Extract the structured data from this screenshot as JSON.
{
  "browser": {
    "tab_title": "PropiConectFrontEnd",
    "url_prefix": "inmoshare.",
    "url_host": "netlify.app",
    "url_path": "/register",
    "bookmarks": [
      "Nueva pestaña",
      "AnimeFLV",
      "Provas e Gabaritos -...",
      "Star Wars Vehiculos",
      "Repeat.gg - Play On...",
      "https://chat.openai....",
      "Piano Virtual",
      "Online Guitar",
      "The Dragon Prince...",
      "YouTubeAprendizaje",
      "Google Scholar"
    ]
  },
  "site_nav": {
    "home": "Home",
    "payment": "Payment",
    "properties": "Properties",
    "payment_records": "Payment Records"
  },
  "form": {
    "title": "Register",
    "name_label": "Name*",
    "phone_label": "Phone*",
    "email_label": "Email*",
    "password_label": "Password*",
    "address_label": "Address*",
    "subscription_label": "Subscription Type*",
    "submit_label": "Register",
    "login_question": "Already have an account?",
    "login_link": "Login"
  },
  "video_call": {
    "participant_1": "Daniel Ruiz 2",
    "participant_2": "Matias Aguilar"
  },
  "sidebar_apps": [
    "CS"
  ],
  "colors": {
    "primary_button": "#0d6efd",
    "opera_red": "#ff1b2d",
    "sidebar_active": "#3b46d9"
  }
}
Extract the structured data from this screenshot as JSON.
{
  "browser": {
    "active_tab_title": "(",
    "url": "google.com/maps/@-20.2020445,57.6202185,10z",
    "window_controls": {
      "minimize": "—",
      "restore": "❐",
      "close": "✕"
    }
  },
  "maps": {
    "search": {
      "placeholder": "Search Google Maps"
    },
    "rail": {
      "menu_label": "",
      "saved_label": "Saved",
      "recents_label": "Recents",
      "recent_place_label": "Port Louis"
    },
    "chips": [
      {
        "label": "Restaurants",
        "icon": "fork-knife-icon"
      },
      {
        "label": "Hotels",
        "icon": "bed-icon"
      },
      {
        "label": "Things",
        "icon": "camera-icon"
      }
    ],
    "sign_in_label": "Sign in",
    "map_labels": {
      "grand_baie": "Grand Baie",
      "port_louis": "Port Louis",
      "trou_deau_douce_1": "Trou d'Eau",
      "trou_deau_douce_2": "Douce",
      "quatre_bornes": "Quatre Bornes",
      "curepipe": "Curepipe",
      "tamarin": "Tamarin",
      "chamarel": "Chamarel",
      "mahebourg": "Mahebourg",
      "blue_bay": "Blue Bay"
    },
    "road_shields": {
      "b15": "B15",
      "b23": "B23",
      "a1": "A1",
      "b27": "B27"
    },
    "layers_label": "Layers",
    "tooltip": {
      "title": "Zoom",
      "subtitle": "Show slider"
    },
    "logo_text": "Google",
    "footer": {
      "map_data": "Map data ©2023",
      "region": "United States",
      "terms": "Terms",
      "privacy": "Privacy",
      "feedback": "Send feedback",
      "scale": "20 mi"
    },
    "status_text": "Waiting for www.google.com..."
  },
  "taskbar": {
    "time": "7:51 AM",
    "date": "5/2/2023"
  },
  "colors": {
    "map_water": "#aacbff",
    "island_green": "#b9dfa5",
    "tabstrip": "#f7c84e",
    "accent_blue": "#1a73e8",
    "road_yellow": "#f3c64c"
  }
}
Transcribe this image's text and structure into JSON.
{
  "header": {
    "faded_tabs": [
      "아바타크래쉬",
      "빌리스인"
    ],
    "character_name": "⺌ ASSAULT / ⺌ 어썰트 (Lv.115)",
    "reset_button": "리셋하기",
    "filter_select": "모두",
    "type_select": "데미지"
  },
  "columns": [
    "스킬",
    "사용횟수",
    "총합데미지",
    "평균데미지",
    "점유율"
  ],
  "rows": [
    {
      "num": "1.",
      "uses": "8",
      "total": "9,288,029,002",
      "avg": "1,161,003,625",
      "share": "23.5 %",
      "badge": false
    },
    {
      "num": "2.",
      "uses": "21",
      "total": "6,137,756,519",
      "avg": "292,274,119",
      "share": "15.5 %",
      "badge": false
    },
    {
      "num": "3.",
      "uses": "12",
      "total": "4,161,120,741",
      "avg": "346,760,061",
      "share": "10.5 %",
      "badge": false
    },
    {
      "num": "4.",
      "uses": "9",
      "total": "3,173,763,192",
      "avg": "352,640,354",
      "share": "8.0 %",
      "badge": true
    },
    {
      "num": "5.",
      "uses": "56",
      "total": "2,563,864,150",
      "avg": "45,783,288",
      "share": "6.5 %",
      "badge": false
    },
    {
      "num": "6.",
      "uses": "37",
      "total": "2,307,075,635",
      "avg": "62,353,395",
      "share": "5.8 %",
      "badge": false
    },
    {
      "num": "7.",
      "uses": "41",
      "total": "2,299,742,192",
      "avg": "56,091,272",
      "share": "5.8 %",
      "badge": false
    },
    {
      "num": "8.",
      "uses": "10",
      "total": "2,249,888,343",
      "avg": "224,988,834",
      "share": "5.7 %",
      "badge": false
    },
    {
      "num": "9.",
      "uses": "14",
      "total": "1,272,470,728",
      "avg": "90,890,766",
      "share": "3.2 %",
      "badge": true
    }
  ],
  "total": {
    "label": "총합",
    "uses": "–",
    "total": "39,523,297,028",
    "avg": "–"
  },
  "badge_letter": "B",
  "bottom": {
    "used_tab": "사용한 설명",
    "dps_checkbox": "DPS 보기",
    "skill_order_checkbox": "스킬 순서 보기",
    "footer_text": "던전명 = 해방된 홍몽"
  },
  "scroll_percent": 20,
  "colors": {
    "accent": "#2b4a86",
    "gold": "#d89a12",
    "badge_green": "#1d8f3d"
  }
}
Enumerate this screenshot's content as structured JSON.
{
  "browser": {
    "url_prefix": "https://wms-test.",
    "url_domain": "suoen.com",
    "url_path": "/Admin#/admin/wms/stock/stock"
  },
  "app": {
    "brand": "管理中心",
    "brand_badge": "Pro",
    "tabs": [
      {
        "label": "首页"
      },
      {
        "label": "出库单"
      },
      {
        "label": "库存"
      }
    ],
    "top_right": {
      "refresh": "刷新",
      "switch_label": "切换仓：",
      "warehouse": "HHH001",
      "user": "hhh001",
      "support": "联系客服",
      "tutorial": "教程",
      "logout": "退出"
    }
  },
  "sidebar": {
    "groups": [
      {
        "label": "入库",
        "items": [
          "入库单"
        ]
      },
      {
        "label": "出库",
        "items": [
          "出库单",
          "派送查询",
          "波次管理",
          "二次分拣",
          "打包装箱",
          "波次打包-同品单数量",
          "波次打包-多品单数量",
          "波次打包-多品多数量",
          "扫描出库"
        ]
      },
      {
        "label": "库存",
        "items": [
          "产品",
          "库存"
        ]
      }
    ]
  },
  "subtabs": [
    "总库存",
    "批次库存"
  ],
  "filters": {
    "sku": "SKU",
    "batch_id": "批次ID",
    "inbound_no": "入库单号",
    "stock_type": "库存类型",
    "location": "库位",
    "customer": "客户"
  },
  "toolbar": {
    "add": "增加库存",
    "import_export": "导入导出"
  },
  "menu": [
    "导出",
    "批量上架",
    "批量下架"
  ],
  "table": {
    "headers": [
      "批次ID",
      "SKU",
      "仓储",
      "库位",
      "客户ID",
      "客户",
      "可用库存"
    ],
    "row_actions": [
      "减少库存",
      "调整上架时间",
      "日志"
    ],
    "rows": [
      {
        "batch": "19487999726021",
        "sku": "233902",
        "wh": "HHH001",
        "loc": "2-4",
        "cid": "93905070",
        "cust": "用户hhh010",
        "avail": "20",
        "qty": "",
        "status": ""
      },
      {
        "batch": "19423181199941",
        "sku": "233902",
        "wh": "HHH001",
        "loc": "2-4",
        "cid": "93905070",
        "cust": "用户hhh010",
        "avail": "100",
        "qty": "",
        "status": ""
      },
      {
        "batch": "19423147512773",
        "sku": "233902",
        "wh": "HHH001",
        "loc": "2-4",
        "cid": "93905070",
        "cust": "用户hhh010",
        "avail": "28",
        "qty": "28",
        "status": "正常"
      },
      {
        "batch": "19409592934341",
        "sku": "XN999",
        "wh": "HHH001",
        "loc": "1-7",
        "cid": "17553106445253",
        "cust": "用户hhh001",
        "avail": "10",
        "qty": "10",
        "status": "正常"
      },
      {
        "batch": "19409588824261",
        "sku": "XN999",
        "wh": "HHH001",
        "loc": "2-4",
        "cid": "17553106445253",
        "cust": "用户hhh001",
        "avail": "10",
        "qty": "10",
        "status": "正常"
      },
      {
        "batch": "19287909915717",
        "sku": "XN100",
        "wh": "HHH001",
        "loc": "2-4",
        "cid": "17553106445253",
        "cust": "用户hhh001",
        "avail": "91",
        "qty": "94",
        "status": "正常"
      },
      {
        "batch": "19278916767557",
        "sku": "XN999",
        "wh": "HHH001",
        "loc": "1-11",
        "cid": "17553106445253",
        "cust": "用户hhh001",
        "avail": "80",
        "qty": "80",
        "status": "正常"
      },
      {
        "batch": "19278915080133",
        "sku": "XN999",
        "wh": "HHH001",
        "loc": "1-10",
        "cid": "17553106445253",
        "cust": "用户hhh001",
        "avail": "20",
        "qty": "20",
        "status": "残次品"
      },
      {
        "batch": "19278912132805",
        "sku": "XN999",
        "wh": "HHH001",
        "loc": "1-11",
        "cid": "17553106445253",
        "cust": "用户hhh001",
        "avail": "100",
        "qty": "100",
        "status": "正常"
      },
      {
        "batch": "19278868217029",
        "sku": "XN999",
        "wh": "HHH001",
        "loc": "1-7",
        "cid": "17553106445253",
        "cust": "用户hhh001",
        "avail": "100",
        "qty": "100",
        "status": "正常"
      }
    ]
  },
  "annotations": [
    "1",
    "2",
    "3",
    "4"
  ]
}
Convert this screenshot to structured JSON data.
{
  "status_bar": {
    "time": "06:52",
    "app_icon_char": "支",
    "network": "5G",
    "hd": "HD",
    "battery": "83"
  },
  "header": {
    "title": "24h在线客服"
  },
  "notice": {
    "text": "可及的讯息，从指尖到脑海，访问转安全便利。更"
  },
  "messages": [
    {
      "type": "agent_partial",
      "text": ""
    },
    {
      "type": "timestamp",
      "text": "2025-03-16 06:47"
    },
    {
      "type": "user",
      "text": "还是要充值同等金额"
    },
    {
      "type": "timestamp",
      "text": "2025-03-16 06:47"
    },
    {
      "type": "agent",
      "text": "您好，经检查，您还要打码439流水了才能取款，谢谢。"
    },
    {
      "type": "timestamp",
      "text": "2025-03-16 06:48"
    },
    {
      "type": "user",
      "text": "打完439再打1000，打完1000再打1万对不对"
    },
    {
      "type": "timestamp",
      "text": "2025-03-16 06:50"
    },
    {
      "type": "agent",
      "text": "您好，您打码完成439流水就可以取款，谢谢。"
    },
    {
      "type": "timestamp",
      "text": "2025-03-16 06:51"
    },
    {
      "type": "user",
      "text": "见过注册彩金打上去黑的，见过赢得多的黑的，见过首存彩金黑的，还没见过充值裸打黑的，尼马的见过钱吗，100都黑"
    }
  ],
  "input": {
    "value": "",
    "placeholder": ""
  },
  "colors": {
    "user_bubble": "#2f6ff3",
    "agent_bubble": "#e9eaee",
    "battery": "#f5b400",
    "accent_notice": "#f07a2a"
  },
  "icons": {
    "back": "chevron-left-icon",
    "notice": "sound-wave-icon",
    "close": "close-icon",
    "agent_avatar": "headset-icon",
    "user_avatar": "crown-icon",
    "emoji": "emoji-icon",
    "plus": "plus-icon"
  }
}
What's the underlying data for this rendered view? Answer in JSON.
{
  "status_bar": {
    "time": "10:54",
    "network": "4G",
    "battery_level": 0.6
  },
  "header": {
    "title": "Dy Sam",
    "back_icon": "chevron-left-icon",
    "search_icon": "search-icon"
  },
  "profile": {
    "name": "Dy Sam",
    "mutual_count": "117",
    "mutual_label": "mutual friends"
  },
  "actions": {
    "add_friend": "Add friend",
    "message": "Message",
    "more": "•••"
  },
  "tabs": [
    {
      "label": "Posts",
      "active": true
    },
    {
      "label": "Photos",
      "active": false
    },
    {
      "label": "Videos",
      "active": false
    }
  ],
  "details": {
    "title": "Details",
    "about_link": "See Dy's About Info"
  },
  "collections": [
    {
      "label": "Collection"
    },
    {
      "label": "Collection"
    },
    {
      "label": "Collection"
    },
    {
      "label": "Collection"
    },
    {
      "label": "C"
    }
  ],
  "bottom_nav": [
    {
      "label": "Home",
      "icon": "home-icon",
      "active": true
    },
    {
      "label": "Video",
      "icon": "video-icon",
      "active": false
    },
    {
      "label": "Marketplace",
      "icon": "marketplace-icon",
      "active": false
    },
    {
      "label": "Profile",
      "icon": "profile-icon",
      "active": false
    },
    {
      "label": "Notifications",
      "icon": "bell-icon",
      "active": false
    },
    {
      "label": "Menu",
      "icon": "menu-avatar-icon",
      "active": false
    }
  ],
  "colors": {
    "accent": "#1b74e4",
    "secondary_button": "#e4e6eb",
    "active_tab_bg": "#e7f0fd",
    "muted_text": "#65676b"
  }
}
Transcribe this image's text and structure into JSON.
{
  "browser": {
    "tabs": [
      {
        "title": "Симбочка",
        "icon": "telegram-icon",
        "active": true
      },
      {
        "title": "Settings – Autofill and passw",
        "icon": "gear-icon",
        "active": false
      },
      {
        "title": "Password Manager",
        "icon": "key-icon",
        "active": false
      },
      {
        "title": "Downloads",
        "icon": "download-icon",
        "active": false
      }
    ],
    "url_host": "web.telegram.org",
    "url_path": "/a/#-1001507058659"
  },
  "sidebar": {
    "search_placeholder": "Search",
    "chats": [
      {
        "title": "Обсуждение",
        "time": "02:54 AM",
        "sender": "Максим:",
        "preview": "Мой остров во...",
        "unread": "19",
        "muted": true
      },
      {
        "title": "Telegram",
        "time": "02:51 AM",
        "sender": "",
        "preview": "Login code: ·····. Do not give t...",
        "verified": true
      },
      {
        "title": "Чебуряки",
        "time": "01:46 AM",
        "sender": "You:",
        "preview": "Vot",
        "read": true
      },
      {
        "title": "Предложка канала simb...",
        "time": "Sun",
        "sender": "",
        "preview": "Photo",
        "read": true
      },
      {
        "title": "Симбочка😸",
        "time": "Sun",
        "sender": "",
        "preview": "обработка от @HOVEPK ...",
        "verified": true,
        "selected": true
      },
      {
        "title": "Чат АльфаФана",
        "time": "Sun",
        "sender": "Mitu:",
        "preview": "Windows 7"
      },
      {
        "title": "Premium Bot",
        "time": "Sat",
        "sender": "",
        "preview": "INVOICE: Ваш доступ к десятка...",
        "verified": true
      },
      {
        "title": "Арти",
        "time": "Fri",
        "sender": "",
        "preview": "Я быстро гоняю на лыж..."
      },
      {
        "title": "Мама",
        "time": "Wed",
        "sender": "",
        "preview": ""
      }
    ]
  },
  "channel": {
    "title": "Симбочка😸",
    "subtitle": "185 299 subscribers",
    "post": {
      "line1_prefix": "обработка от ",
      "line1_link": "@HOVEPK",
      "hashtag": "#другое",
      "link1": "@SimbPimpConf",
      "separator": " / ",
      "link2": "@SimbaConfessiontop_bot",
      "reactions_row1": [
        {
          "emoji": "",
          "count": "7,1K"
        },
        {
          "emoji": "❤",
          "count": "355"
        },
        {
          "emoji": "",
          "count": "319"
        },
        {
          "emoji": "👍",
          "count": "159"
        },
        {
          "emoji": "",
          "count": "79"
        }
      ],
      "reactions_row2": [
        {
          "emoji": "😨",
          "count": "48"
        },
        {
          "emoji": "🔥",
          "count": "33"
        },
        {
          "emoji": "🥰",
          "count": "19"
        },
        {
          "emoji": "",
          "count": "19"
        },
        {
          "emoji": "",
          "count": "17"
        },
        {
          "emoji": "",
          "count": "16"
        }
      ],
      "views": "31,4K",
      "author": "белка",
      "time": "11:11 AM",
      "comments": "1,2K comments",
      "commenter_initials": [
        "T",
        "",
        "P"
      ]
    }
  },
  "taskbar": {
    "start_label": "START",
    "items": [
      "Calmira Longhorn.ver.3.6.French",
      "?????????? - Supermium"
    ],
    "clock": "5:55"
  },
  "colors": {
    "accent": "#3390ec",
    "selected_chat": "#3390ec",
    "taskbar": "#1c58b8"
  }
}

[Instructions for the task]
Report all lines of the data above that include the string "JSON".

[Result for this exercise]
Extract the structured data from this screenshot as JSON.
Extract the structured data from this screenshot as JSON.
Transcribe this image's text and structure into JSON.
Enumerate this screenshot's content as structured JSON.
Convert this screenshot to structured JSON data.
What's the underlying data for this rendered view? Answer in JSON.
Transcribe this image's text and structure into JSON.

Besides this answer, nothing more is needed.